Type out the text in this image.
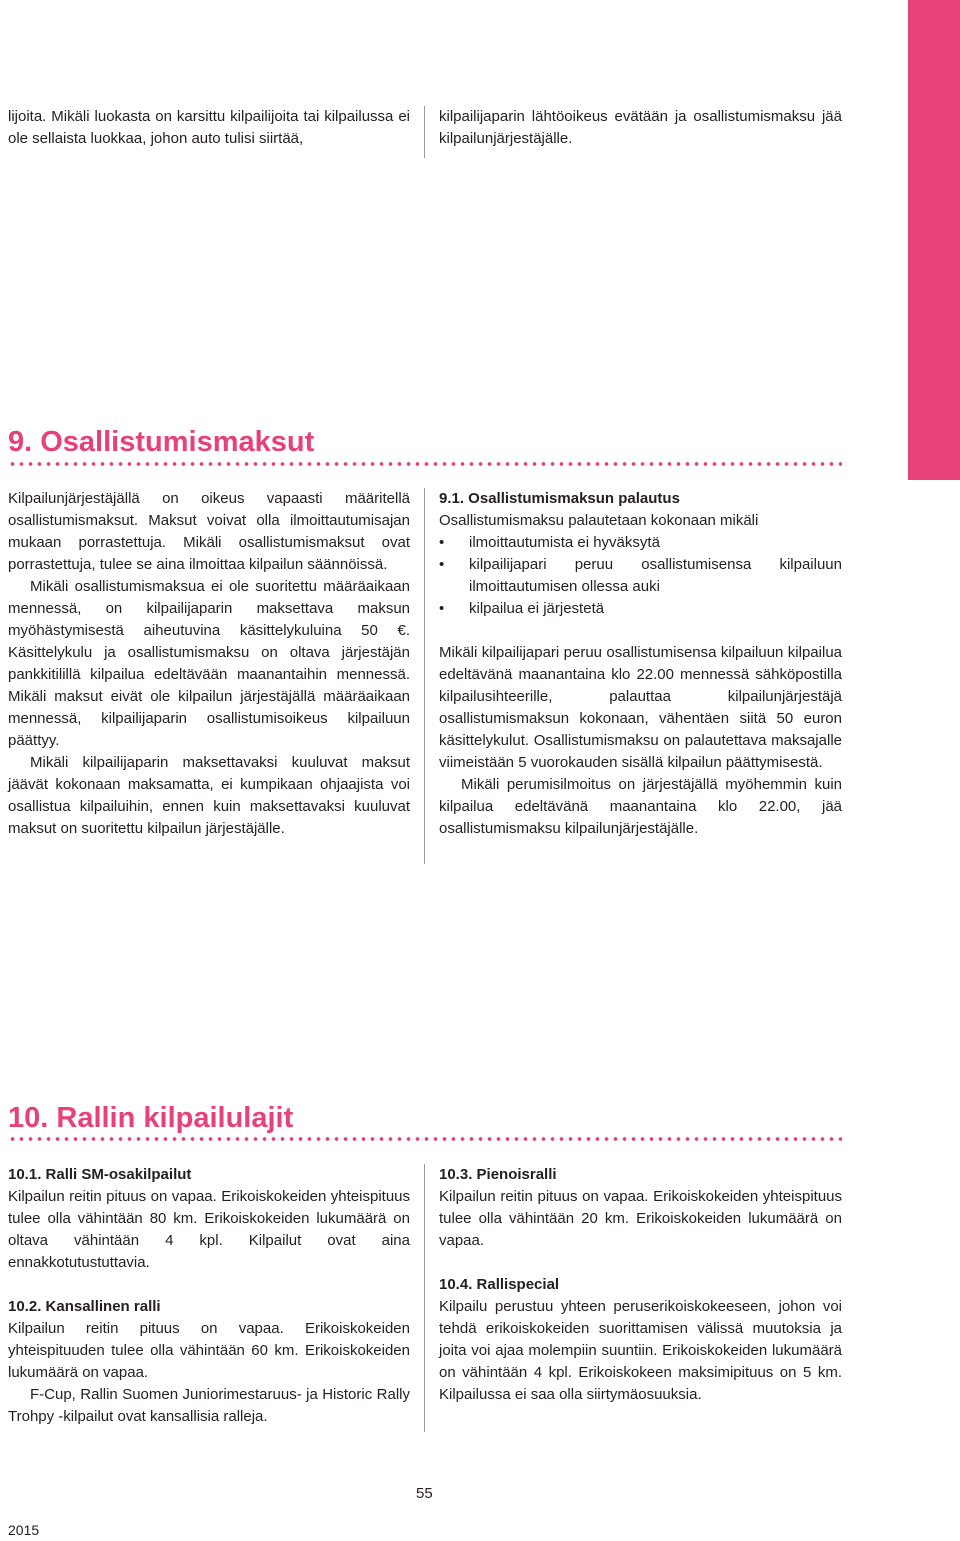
lijoita. Mikäli luokasta on karsittu kilpailijoita tai kilpailussa ei ole sellaista luokkaa, johon auto tulisi siirtää,

kilpailijaparin lähtöoikeus evätään ja osallistumismaksu jää kilpailunjärjestäjälle.

9. Osallistumismaksut

Kilpailunjärjestäjällä on oikeus vapaasti määritellä osallistumismaksut. Maksut voivat olla ilmoittautumisajan mukaan porrastettuja. Mikäli osallistumismaksut ovat porrastettuja, tulee se aina ilmoittaa kilpailun säännöissä.

Mikäli osallistumismaksua ei ole suoritettu määräaikaan mennessä, on kilpailijaparin maksettava maksun myöhästymisestä aiheutuvina käsittelykuluina 50 €. Käsittelykulu ja osallistumismaksu on oltava järjestäjän pankkitilillä kilpailua edeltävään maanantaihin mennessä. Mikäli maksut eivät ole kilpailun järjestäjällä määräaikaan mennessä, kilpailijaparin osallistumisoikeus kilpailuun päättyy.

Mikäli kilpailijaparin maksettavaksi kuuluvat maksut jäävät kokonaan maksamatta, ei kumpikaan ohjaajista voi osallistua kilpailuihin, ennen kuin maksettavaksi kuuluvat maksut on suoritettu kilpailun järjestäjälle.

9.1. Osallistumismaksun palautus

Osallistumismaksu palautetaan kokonaan mikäli

• ilmoittautumista ei hyväksytä
• kilpailijapari peruu osallistumisensa kilpailuun ilmoittautumisen ollessa auki
• kilpailua ei järjestetä

Mikäli kilpailijapari peruu osallistumisensa kilpailuun kilpailua edeltävänä maanantaina klo 22.00 mennessä sähköpostilla kilpailusihteerille, palauttaa kilpailunjärjestäjä osallistumismaksun kokonaan, vähentäen siitä 50 euron käsittelykulut. Osallistumismaksu on palautettava maksajalle viimeistään 5 vuorokauden sisällä kilpailun päättymisestä.

Mikäli perumisilmoitus on järjestäjällä myöhemmin kuin kilpailua edeltävänä maanantaina klo 22.00, jää osallistumismaksu kilpailunjärjestäjälle.

10. Rallin kilpailulajit

10.1. Ralli SM-osakilpailut

Kilpailun reitin pituus on vapaa. Erikoiskokeiden yhteispituus tulee olla vähintään 80 km. Erikoiskokeiden lukumäärä on oltava vähintään 4 kpl. Kilpailut ovat aina ennakkotutustuttavia.

10.2. Kansallinen ralli

Kilpailun reitin pituus on vapaa. Erikoiskokeiden yhteispituuden tulee olla vähintään 60 km. Erikoiskokeiden lukumäärä on vapaa.

F-Cup, Rallin Suomen Juniorimestaruus- ja Historic Rally Trohpy -kilpailut ovat kansallisia ralleja.

10.3. Pienoisralli

Kilpailun reitin pituus on vapaa. Erikoiskokeiden yhteispituus tulee olla vähintään 20 km. Erikoiskokeiden lukumäärä on vapaa.

10.4. Rallispecial

Kilpailu perustuu yhteen peruserikoiskokeeseen, johon voi tehdä erikoiskokeiden suorittamisen välissä muutoksia ja joita voi ajaa molempiin suuntiin. Erikoiskokeiden lukumäärä on vähintään 4 kpl. Erikoiskokeen maksimipituus on 5 km. Kilpailussa ei saa olla siirtymäosuuksia.

55
2015
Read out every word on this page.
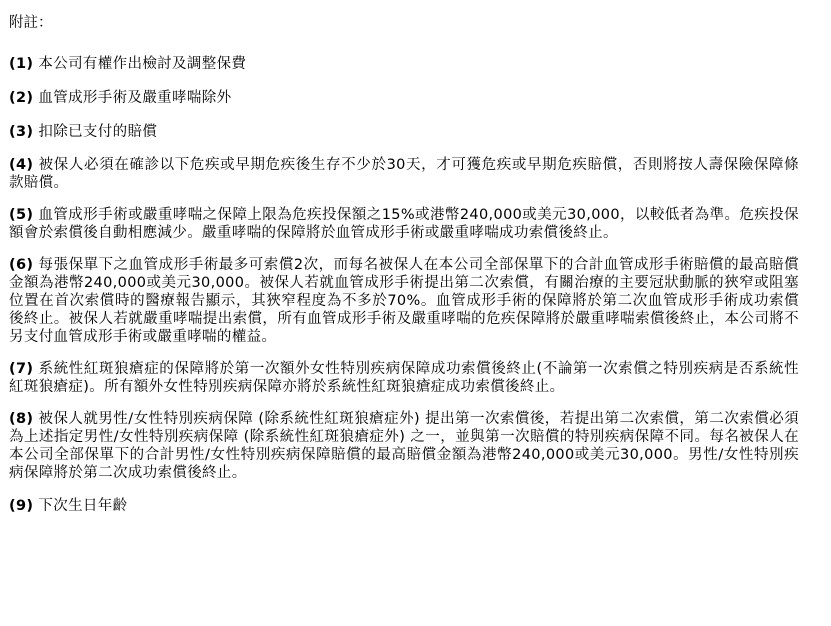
附註：
(1) 本公司有權作出檢討及調整保費
(2) 血管成形手術及嚴重哮喘除外
(3) 扣除已支付的賠償
(4) 被保人必須在確診以下危疾或早期危疾後生存不少於30天，才可獲危疾或早期危疾賠償，否則將按人壽保險保障條款賠償。
(5) 血管成形手術或嚴重哮喘之保障上限為危疾投保額之15%或港幣240,000或美元30,000，以較低者為準。危疾投保額會於索償後自動相應減少。嚴重哮喘的保障將於血管成形手術或嚴重哮喘成功索償後終止。
(6) 每張保單下之血管成形手術最多可索償2次，而每名被保人在本公司全部保單下的合計血管成形手術賠償的最高賠償金額為港幣240,000或美元30,000。被保人若就血管成形手術提出第二次索償，有關治療的主要冠狀動脈的狹窄或阻塞位置在首次索償時的醫療報告顯示，其狹窄程度為不多於70%。血管成形手術的保障將於第二次血管成形手術成功索償後終止。被保人若就嚴重哮喘提出索償，所有血管成形手術及嚴重哮喘的危疾保障將於嚴重哮喘索償後終止，本公司將不另支付血管成形手術或嚴重哮喘的權益。
(7) 系統性紅斑狼瘡症的保障將於第一次額外女性特別疾病保障成功索償後終止(不論第一次索償之特別疾病是否系統性紅斑狼瘡症)。所有額外女性特別疾病保障亦將於系統性紅斑狼瘡症成功索償後終止。
(8) 被保人就男性/女性特別疾病保障 (除系統性紅斑狼瘡症外) 提出第一次索償後，若提出第二次索償，第二次索償必須為上述指定男性/女性特別疾病保障 (除系統性紅斑狼瘡症外) 之一，並與第一次賠償的特別疾病保障不同。每名被保人在本公司全部保單下的合計男性/女性特別疾病保障賠償的最高賠償金額為港幣240,000或美元30,000。男性/女性特別疾病保障將於第二次成功索償後終止。
(9) 下次生日年齡
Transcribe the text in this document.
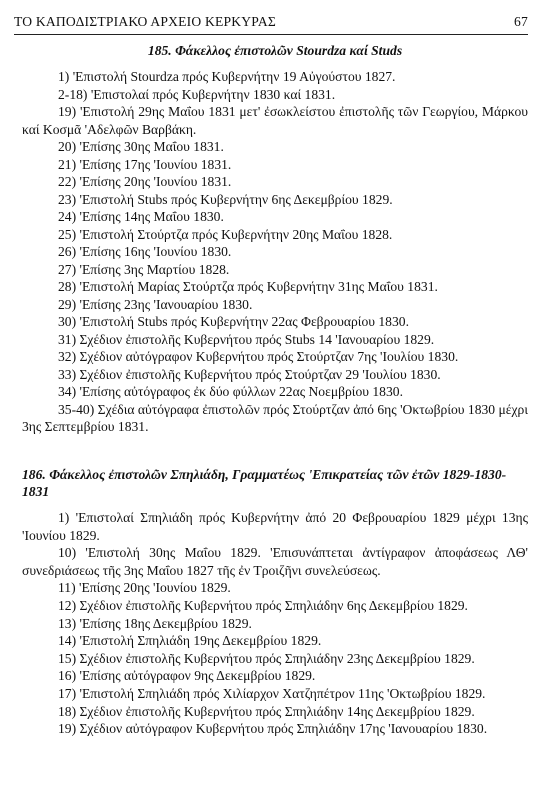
ΤΟ ΚΑΠΟΔΙΣΤΡΙΑΚΟ ΑΡΧΕΙΟ ΚΕΡΚΥΡΑΣ	67
185. Φάκελλος ἐπιστολῶν Stourdza καί Studs
1) 'Επιστολή Stourdza πρός Κυβερνήτην 19 Αὐγούστου 1827.
2-18) 'Επιστολαί πρός Κυβερνήτην 1830 καί 1831.
19) 'Επιστολή 29ης Μαΐου 1831 μετ' ἐσωκλείστου ἐπιστολῆς τῶν Γεωργίου, Μάρκου καί Κοσμᾶ 'Αδελφῶν Βαρβάκη.
20) 'Επίσης 30ης Μαΐου 1831.
21) 'Επίσης 17ης 'Ιουνίου 1831.
22) 'Επίσης 20ης 'Ιουνίου 1831.
23) 'Επιστολή Stubs πρός Κυβερνήτην 6ης Δεκεμβρίου 1829.
24) 'Επίσης 14ης Μαΐου 1830.
25) 'Επιστολή Στούρτζα πρός Κυβερνήτην 20ης Μαΐου 1828.
26) 'Επίσης 16ης 'Ιουνίου 1830.
27) 'Επίσης 3ης Μαρτίου 1828.
28) 'Επιστολή Μαρίας Στούρτζα πρός Κυβερνήτην 31ης Μαΐου 1831.
29) 'Επίσης 23ης 'Ιανουαρίου 1830.
30) 'Επιστολή Stubs πρός Κυβερνήτην 22ας Φεβρουαρίου 1830.
31) Σχέδιον ἐπιστολῆς Κυβερνήτου πρός Stubs 14 'Ιανουαρίου 1829.
32) Σχέδιον αὐτόγραφον Κυβερνήτου πρός Στούρτζαν 7ης 'Ιουλίου 1830.
33) Σχέδιον ἐπιστολῆς Κυβερνήτου πρός Στούρτζαν 29 'Ιουλίου 1830.
34) 'Επίσης αὐτόγραφος ἐκ δύο φύλλων 22ας Νοεμβρίου 1830.
35-40) Σχέδια αὐτόγραφα ἐπιστολῶν πρός Στούρτζαν ἀπό 6ης 'Οκτωβρίου 1830 μέχρι 3ης Σεπτεμβρίου 1831.
186. Φάκελλος ἐπιστολῶν Σπηλιάδη, Γραμματέως 'Επικρατείας τῶν ἐτῶν 1829-1830-1831
1) 'Επιστολαί Σπηλιάδη πρός Κυβερνήτην ἀπό 20 Φεβρουαρίου 1829 μέχρι 13ης 'Ιουνίου 1829.
10) 'Επιστολή 30ης Μαΐου 1829. 'Επισυνάπτεται ἀντίγραφον ἀποφάσεως ΛΘ' συνεδριάσεως τῆς 3ης Μαΐου 1827 τῆς ἐν Τροιζῆνι συνελεύσεως.
11) 'Επίσης 20ης 'Ιουνίου 1829.
12) Σχέδιον ἐπιστολῆς Κυβερνήτου πρός Σπηλιάδην 6ης Δεκεμβρίου 1829.
13) 'Επίσης 18ης Δεκεμβρίου 1829.
14) 'Επιστολή Σπηλιάδη 19ης Δεκεμβρίου 1829.
15) Σχέδιον ἐπιστολῆς Κυβερνήτου πρός Σπηλιάδην 23ης Δεκεμβρίου 1829.
16) 'Επίσης αὐτόγραφον 9ης Δεκεμβρίου 1829.
17) 'Επιστολή Σπηλιάδη πρός Χιλίαρχον Χατζηπέτρον 11ης 'Οκτωβρίου 1829.
18) Σχέδιον ἐπιστολῆς Κυβερνήτου πρός Σπηλιάδην 14ης Δεκεμβρίου 1829.
19) Σχέδιον αὐτόγραφον Κυβερνήτου πρός Σπηλιάδην 17ης 'Ιανουαρίου 1830.
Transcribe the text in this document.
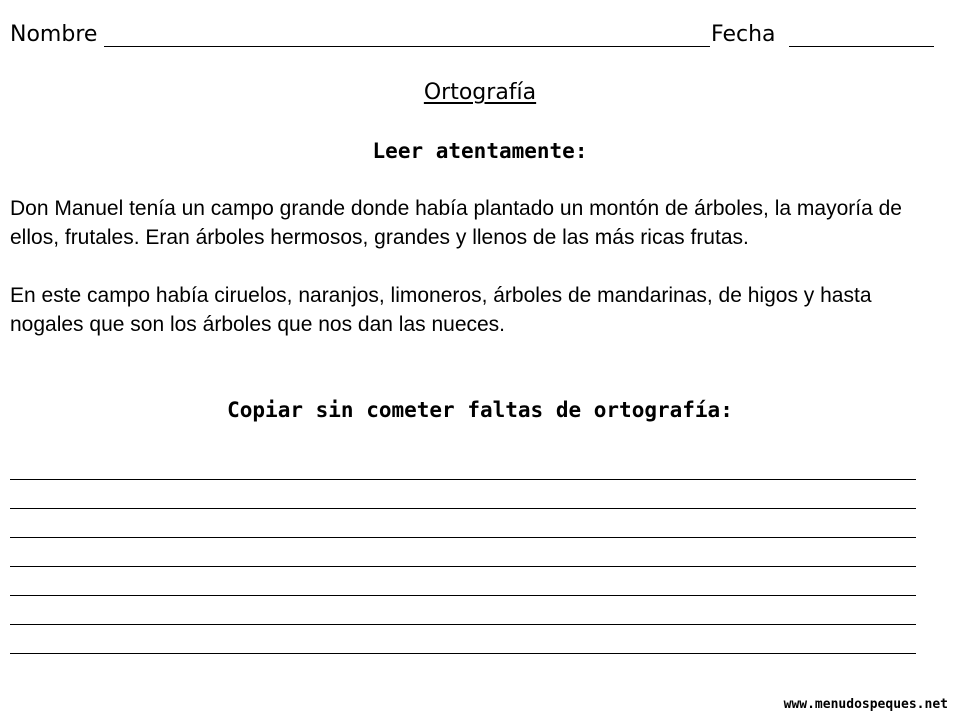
Nombre	Fecha
Ortografía
Leer atentamente:
Don Manuel tenía un campo grande donde había plantado un montón de árboles, la mayoría de ellos, frutales. Eran árboles hermosos, grandes y llenos de las más ricas frutas.
En este campo había ciruelos, naranjos, limoneros, árboles de mandarinas, de higos y hasta nogales que son los árboles que nos dan las nueces.
Copiar sin cometer faltas de ortografía:
www.menudospeques.net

TASK BRIEF:
Go through the listing above and list every line that has the word "johon".

WRITTEN SOLUTION:
lijoita. Mikäli luokasta on karsittu kilpailijoita tai kilpailussa ei ole sellaista luokkaa, johon auto tulisi siirtää,
Kilpailu perustuu yhteen peruserikoiskokeeseen, johon voi tehdä erikoiskokeiden suorittamisen välissä muutoksia ja joita voi ajaa molempiin suuntiin. Erikoiskokeiden lukumäärä on vähintään 4 kpl. Erikoiskokeen maksimipituus on 5 km. Kilpailussa ei saa olla siirtymäosuuksia.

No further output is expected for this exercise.